§ **Record list**:
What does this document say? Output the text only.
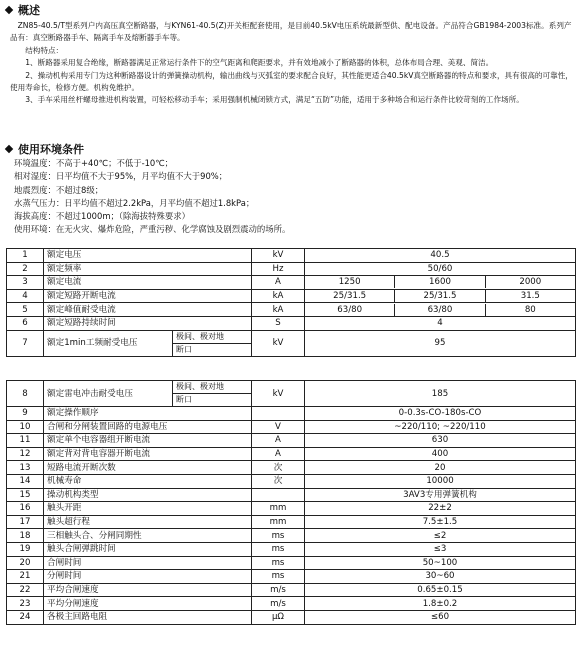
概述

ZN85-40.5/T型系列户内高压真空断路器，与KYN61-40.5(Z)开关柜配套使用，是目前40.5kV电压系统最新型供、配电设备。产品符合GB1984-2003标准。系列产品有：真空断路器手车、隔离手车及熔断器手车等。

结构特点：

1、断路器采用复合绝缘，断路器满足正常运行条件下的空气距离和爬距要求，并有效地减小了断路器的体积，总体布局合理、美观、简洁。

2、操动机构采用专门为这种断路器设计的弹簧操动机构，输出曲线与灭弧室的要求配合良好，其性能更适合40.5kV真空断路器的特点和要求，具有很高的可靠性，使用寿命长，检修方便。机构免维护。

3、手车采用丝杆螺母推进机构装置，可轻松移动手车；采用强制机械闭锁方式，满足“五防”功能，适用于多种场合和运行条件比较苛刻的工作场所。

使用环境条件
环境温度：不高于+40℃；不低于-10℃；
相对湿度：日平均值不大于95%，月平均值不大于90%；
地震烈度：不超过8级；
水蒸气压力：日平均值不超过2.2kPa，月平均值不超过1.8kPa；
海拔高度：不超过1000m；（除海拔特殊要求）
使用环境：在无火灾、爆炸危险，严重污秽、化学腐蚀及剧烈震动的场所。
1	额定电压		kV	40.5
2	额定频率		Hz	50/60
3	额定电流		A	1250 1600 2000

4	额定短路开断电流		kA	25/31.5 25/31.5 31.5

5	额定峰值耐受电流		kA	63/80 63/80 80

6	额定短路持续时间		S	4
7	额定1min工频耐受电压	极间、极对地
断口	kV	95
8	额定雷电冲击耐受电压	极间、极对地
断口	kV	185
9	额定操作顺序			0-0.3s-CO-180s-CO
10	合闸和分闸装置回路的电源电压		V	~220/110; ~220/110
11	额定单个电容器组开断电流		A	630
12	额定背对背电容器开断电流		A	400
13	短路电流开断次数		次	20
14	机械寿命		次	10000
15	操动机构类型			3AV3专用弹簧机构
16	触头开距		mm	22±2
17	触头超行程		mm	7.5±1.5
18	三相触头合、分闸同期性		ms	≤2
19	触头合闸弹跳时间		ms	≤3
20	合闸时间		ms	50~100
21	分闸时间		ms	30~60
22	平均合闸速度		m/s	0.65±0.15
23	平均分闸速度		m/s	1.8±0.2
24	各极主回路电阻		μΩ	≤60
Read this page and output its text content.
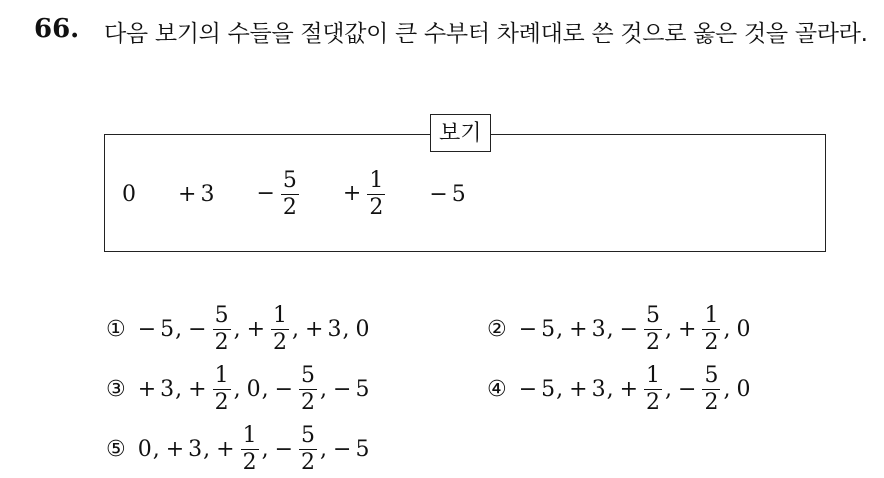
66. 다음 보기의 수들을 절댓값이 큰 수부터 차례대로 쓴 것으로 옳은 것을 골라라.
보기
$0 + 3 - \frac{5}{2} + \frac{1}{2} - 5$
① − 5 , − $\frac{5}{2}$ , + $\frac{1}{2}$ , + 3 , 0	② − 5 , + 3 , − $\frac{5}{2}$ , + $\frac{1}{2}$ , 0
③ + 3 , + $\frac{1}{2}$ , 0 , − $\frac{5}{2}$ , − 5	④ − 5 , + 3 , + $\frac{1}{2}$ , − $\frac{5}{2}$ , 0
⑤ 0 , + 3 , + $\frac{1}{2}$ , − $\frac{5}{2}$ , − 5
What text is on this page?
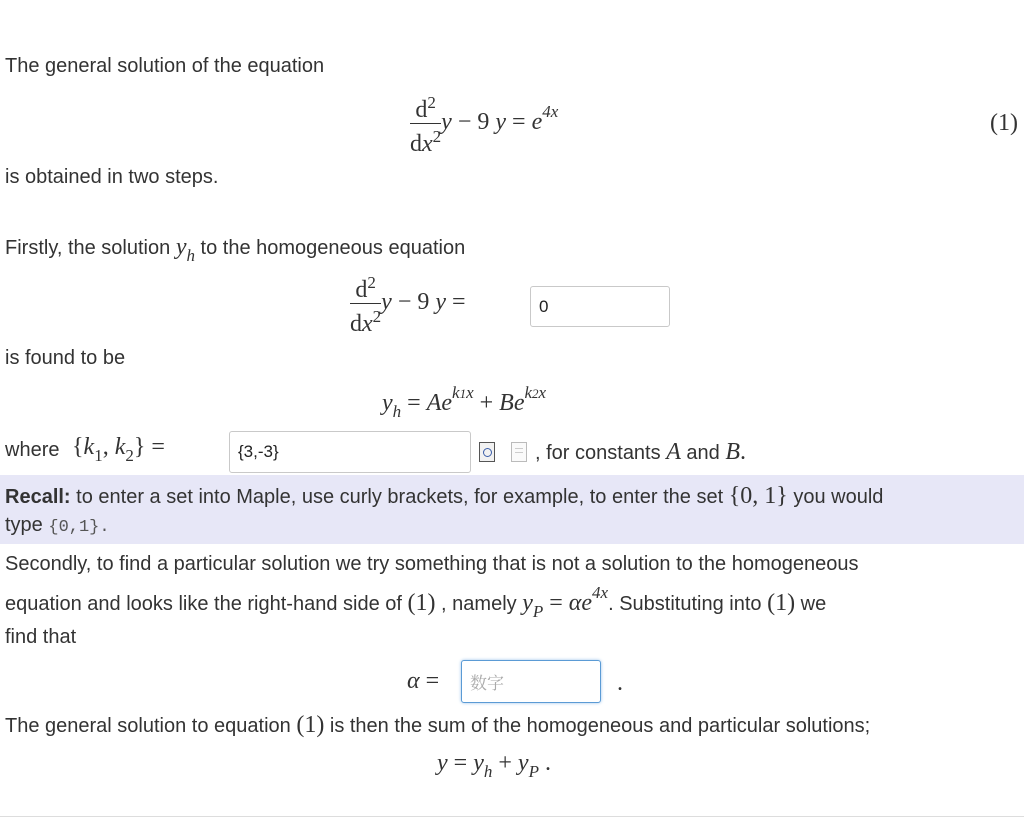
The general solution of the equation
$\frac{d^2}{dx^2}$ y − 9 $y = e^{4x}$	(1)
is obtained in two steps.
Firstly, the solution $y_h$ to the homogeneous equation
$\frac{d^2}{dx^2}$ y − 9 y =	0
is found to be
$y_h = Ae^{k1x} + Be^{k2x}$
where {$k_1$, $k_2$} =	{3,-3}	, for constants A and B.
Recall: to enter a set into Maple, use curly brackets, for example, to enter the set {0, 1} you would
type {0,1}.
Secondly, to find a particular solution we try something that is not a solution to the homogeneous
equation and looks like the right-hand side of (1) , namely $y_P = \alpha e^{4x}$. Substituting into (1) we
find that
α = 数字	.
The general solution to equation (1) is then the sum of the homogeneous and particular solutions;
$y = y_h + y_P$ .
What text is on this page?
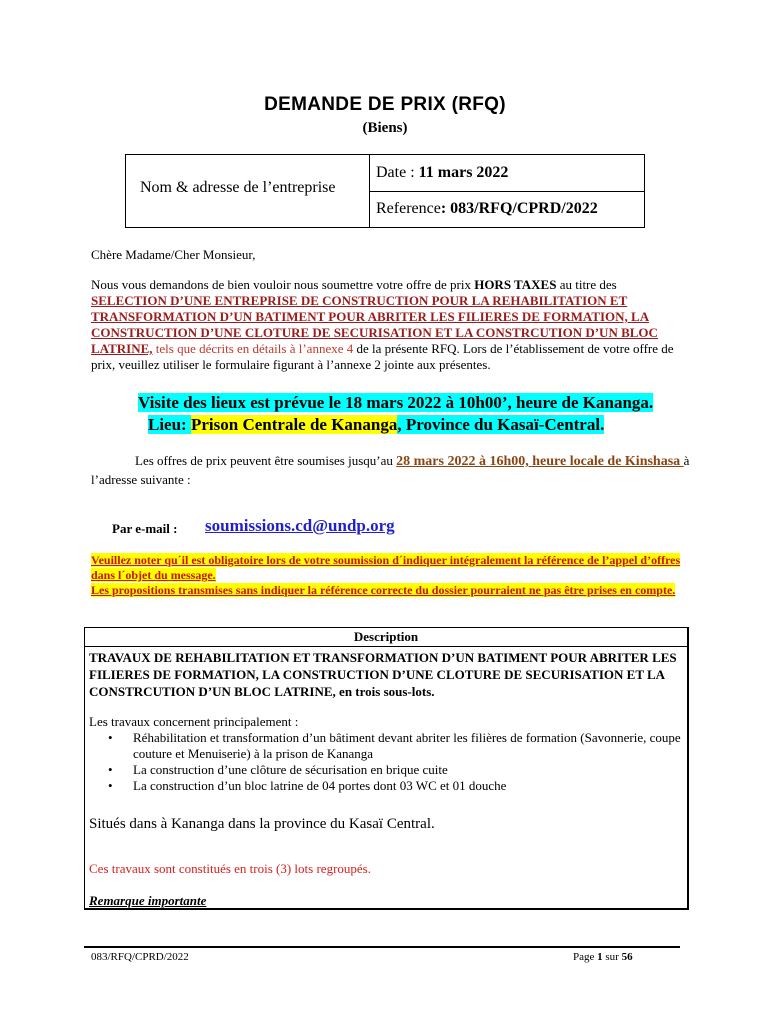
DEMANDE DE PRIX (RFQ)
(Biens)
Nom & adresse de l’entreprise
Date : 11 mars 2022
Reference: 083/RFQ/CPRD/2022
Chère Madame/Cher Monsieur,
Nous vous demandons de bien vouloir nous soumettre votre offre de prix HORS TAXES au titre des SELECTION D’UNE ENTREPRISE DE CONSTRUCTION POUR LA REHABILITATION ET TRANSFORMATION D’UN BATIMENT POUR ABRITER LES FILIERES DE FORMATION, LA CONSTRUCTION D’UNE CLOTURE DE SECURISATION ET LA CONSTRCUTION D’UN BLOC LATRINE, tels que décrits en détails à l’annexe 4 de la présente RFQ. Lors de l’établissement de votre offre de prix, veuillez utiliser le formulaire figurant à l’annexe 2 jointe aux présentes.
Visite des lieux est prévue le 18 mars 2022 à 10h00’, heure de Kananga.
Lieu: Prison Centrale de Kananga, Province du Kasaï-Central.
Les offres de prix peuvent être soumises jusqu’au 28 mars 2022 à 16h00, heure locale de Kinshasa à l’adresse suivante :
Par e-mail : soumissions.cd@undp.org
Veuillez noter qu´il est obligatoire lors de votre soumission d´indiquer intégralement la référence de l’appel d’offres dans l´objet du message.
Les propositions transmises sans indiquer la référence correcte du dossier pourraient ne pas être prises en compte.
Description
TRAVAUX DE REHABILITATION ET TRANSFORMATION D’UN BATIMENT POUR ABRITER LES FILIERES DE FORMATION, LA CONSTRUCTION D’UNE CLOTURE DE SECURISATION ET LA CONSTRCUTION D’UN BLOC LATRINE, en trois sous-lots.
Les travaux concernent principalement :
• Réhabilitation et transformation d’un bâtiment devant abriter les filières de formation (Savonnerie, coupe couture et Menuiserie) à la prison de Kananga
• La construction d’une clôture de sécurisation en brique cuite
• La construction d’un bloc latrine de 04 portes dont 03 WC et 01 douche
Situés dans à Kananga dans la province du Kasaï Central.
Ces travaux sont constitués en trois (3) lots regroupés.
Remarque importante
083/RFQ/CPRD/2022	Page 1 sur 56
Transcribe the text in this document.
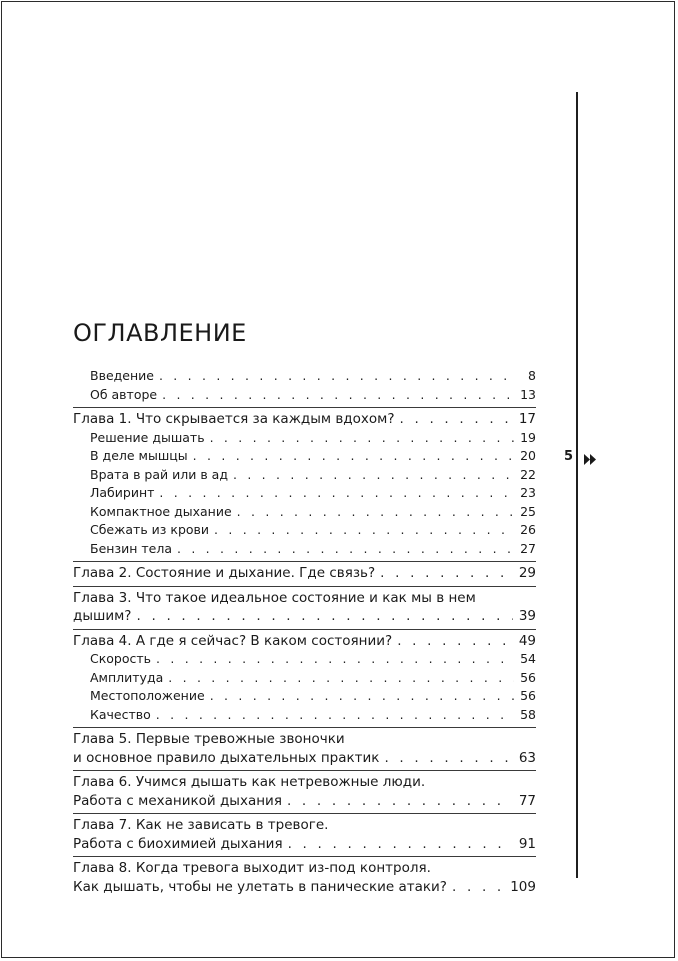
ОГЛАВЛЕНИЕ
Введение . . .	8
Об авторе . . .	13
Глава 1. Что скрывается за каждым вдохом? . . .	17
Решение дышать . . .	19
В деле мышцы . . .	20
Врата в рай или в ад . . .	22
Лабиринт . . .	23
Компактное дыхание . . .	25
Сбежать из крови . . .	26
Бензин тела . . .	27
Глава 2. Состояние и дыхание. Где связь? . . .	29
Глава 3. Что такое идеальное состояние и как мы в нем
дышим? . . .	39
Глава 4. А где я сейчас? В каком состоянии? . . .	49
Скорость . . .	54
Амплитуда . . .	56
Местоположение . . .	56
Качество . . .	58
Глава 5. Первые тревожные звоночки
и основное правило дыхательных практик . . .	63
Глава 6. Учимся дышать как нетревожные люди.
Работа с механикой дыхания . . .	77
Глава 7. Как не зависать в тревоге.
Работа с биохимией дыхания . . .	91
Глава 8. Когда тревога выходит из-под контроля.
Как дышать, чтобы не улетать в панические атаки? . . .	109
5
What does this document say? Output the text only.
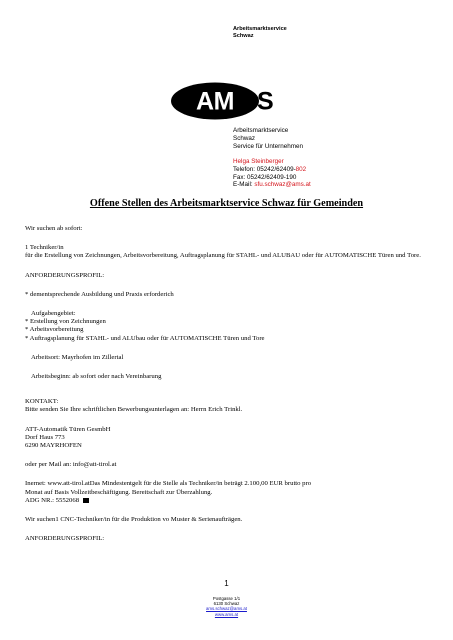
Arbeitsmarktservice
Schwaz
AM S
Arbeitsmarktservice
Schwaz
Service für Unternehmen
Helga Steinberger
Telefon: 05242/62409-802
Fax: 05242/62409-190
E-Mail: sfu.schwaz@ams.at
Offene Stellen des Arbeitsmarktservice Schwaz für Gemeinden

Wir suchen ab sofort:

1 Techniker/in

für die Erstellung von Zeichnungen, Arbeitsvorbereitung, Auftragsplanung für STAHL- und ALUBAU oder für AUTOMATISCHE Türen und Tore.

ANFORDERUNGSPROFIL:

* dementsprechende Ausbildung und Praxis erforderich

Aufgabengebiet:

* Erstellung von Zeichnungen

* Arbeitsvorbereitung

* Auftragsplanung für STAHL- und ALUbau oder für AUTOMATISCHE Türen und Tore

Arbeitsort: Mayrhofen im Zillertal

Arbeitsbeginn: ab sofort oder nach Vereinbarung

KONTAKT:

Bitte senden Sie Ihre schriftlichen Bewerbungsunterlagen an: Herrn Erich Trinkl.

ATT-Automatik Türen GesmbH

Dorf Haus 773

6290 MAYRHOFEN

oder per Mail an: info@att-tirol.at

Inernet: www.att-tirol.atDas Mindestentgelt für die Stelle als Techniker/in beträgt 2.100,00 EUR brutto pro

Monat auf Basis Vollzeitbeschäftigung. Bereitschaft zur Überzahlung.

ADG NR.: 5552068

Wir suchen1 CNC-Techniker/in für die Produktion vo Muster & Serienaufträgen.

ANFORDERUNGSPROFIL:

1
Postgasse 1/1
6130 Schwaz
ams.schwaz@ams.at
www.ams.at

§ **What the exercise asks**: Pull out every line of the records above that contains the word "дыхания".

§ **Written response**:
Работа с механикой дыхания . . .	77
Работа с биохимией дыхания . . .	91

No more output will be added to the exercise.